REQUEST: Look through the records that follow. Copy every line containing the word "rating".
....
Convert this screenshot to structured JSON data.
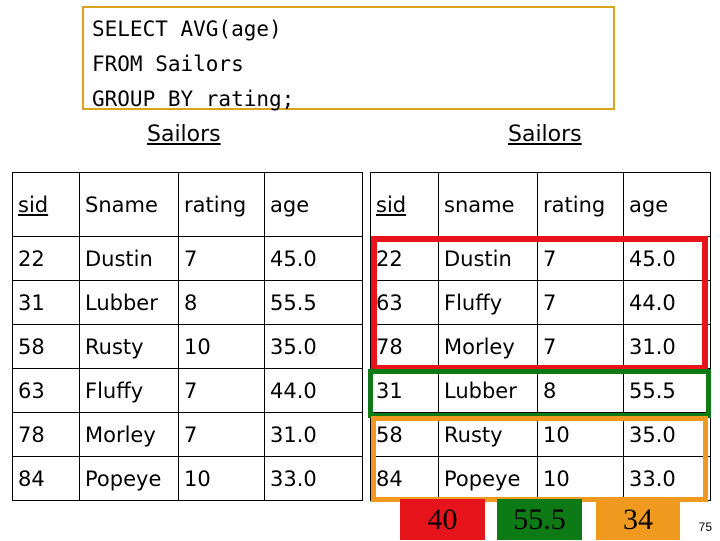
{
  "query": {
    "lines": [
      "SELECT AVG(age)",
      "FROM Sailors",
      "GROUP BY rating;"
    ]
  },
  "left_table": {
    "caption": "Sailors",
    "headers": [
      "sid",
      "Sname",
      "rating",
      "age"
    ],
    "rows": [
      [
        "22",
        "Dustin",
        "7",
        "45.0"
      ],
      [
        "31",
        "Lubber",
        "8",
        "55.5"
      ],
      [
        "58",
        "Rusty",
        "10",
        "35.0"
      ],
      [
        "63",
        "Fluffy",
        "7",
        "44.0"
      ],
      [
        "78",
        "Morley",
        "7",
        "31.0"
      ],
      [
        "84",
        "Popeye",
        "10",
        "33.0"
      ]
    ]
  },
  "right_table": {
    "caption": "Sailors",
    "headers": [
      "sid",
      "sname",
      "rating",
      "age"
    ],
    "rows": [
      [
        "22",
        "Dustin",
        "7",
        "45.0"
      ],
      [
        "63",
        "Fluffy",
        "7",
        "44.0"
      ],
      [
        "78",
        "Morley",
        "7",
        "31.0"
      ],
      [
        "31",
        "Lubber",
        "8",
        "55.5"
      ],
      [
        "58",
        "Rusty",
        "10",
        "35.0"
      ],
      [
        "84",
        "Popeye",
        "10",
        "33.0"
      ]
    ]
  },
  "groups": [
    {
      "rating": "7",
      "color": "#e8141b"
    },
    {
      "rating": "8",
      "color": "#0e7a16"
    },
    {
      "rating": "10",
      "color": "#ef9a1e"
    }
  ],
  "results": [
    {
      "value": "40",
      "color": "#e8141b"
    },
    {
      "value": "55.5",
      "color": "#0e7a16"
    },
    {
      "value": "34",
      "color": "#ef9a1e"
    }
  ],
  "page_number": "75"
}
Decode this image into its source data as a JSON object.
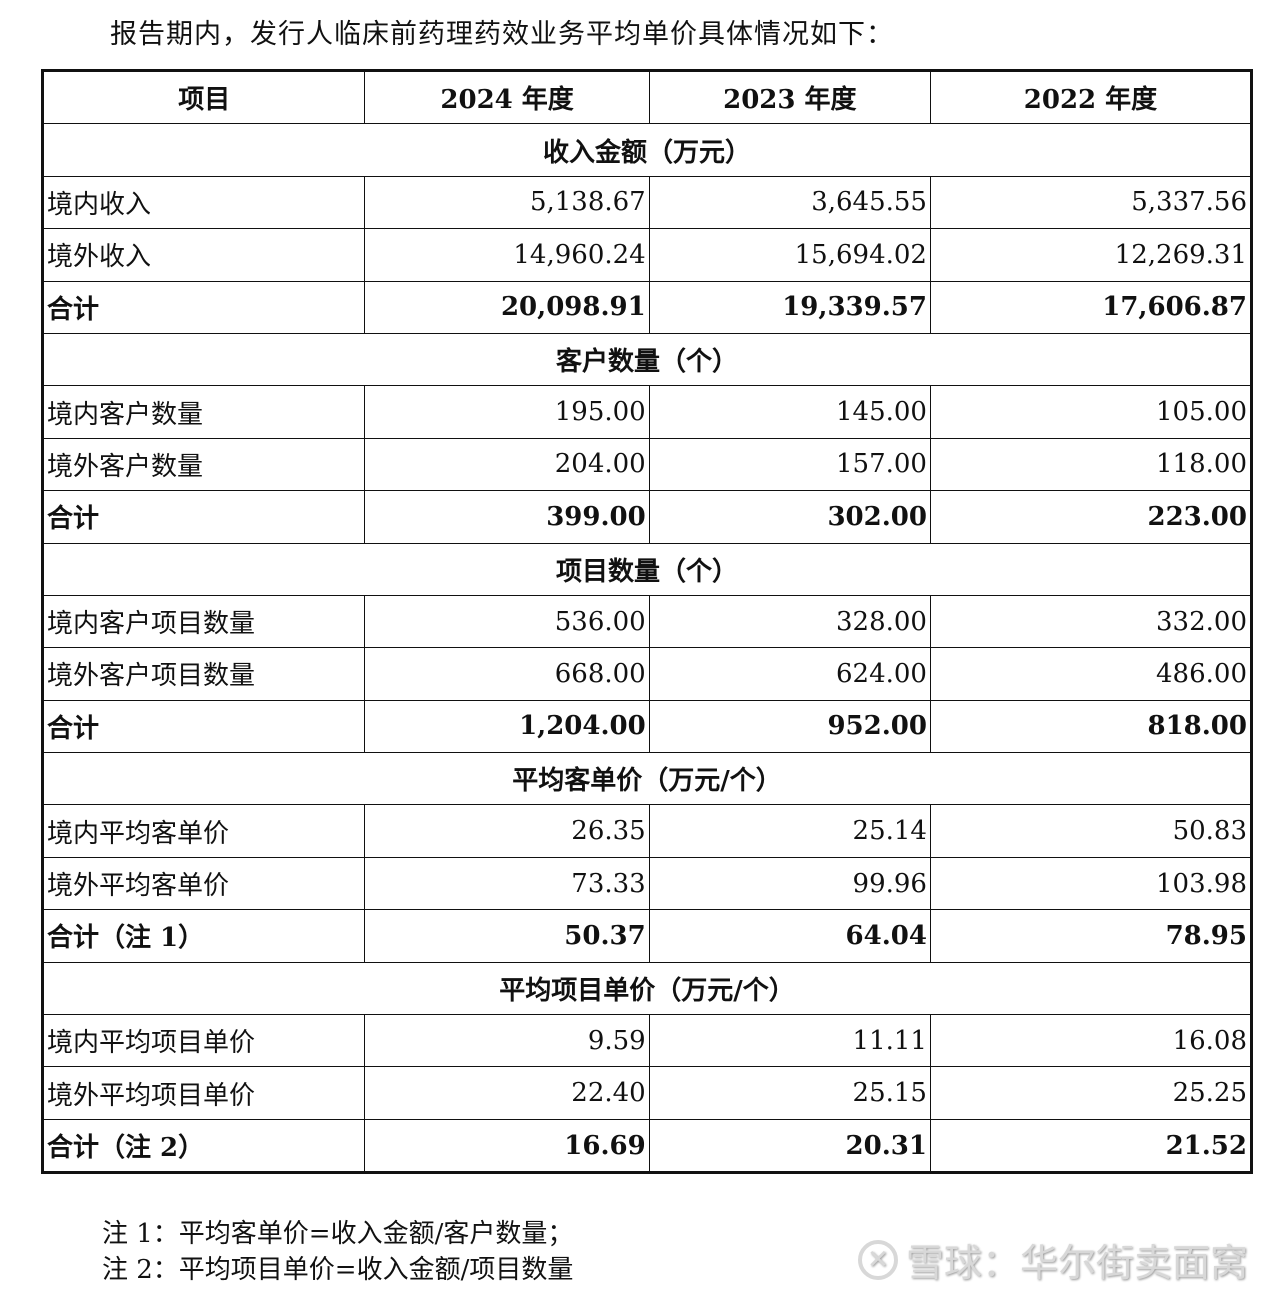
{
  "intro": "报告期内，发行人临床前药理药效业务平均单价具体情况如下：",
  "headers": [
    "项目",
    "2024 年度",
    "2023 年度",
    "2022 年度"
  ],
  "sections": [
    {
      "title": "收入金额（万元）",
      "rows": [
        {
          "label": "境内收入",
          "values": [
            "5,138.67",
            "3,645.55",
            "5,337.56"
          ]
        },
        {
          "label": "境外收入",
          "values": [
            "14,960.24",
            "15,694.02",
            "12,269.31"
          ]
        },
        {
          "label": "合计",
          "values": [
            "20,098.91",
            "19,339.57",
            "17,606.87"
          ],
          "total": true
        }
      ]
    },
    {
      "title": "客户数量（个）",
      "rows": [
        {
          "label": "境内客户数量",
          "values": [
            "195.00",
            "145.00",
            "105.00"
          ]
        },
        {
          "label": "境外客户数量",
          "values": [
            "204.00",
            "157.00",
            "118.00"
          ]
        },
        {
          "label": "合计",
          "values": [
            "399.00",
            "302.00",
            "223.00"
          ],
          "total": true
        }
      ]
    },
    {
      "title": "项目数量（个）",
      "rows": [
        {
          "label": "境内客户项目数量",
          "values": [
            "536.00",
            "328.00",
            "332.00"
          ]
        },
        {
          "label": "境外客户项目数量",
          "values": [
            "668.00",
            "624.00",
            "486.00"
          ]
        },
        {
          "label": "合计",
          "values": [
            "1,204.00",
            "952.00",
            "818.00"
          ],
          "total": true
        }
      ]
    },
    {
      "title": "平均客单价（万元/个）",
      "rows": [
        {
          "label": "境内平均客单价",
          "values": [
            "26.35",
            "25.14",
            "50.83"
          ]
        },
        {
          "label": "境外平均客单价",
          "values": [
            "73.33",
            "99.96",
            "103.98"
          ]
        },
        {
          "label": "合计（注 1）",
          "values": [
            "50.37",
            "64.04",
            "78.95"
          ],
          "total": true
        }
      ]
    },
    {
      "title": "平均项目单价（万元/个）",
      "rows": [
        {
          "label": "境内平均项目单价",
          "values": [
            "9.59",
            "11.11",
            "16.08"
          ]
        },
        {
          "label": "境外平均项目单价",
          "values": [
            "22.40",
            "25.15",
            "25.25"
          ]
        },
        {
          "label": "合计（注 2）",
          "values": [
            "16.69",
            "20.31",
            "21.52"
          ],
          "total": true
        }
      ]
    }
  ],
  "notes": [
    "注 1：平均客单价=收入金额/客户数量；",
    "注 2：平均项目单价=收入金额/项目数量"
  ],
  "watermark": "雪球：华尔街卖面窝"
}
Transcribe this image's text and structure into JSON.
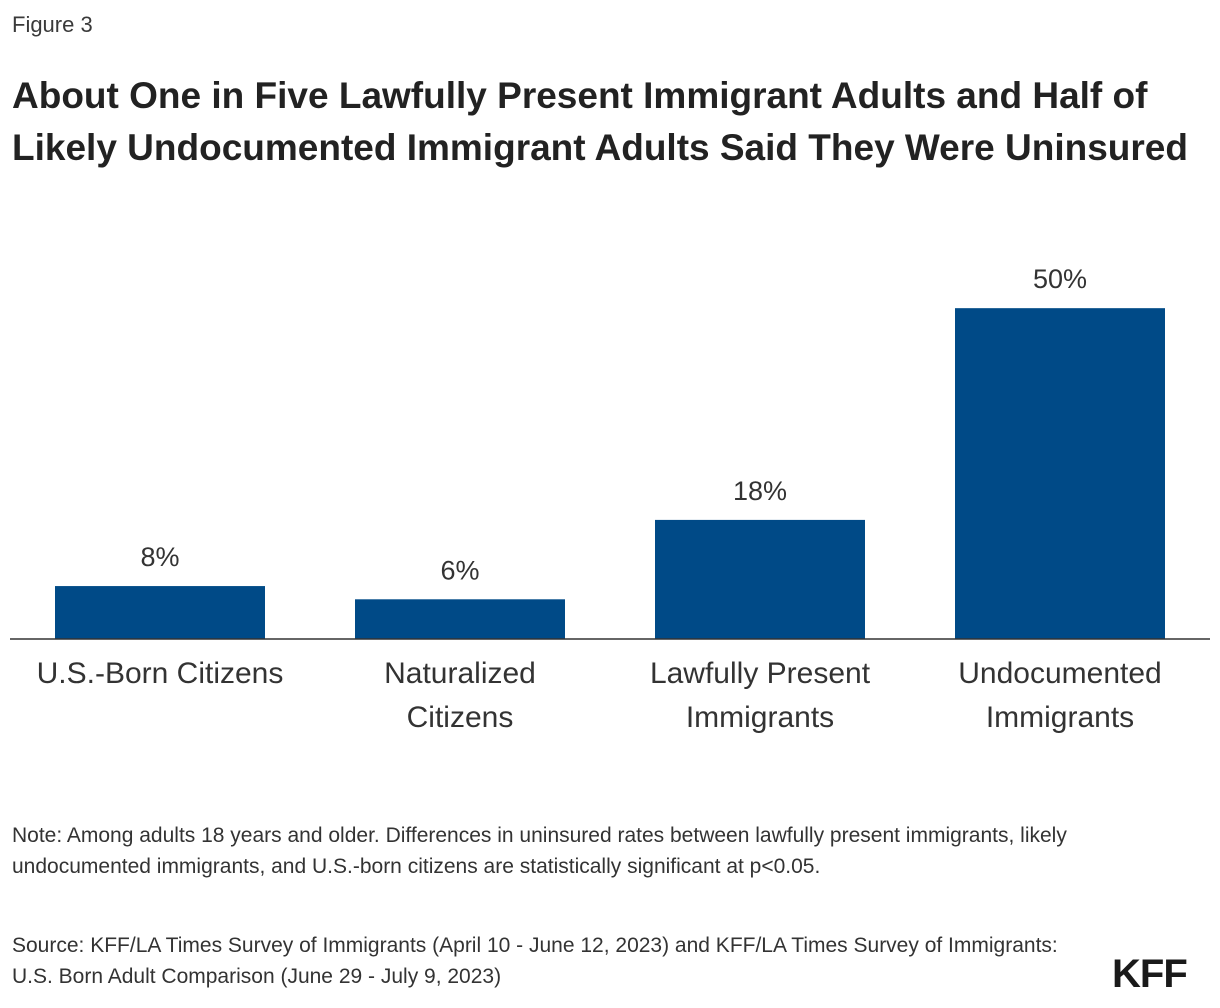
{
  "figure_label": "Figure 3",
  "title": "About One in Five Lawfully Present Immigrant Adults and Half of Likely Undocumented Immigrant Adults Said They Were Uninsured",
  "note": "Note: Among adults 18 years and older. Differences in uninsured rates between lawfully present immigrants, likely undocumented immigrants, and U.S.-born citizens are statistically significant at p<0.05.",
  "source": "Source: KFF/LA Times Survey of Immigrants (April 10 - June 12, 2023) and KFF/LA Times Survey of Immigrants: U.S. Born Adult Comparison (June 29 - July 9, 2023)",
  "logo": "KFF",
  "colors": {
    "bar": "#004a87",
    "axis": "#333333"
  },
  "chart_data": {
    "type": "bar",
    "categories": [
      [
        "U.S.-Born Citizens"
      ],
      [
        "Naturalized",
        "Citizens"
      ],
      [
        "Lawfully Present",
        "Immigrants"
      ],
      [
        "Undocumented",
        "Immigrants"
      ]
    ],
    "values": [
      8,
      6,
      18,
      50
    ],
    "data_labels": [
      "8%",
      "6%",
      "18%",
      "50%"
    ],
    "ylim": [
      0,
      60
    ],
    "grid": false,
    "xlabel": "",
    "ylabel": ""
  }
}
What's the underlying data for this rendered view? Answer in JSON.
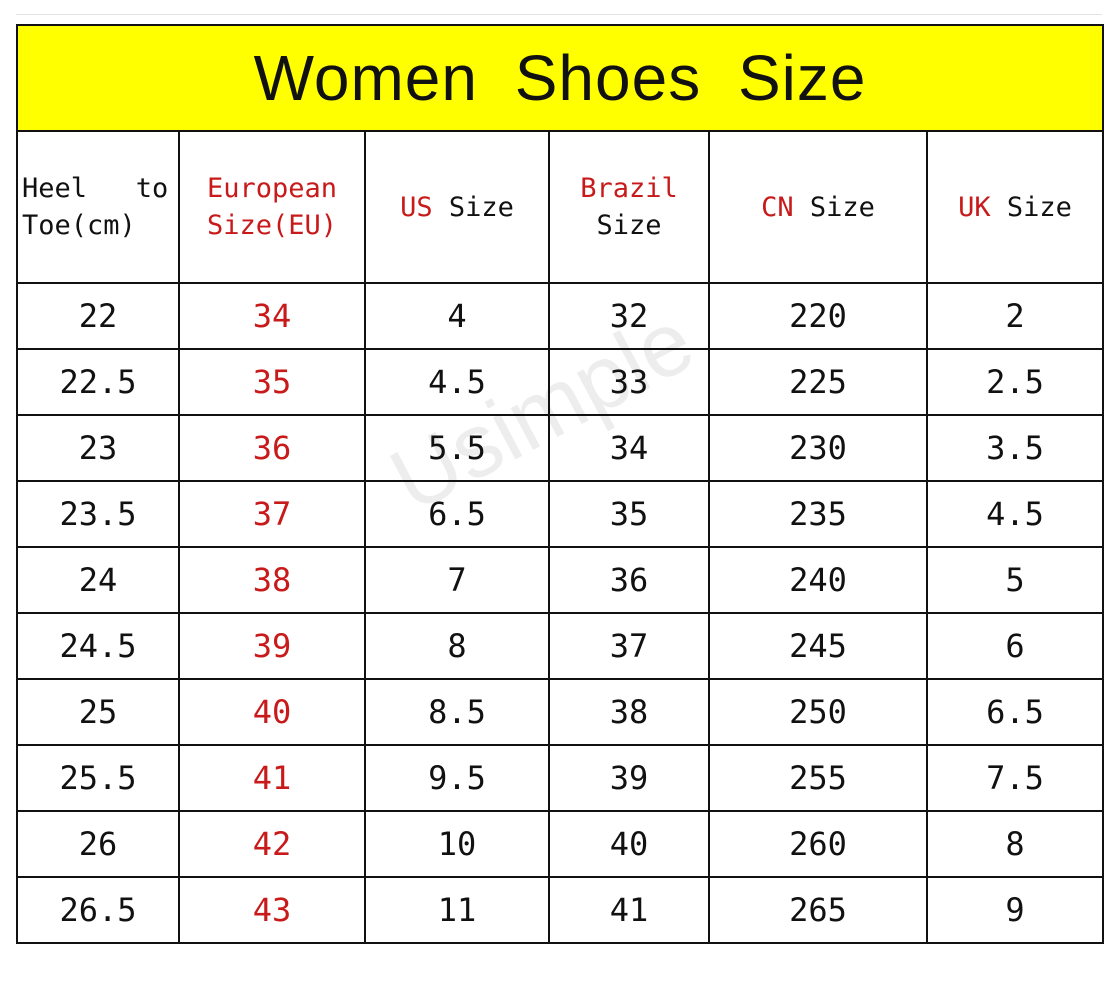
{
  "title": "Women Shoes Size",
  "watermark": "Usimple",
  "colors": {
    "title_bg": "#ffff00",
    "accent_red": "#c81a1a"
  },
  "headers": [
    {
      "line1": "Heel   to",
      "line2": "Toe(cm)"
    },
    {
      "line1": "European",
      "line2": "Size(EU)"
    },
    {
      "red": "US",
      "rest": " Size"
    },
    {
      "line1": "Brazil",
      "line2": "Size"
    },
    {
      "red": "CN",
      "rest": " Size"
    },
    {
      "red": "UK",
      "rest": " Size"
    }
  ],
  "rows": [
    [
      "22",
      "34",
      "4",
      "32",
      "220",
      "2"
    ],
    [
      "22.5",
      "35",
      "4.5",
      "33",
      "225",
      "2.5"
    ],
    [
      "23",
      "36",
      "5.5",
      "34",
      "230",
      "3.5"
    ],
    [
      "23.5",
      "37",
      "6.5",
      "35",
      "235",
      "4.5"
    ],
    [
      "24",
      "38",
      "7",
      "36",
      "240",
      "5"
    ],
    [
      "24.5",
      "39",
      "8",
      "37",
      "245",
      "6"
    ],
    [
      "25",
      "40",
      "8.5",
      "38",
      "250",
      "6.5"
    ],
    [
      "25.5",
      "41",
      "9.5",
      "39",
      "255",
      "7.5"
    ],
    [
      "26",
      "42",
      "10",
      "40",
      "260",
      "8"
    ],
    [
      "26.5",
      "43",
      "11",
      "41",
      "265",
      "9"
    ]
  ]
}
....
WRITTEN RESPONSE:
      "GROUP BY rating;"
      "rating",
      "rating",
      "rating": "7",
      "rating": "8",
      "rating": "10",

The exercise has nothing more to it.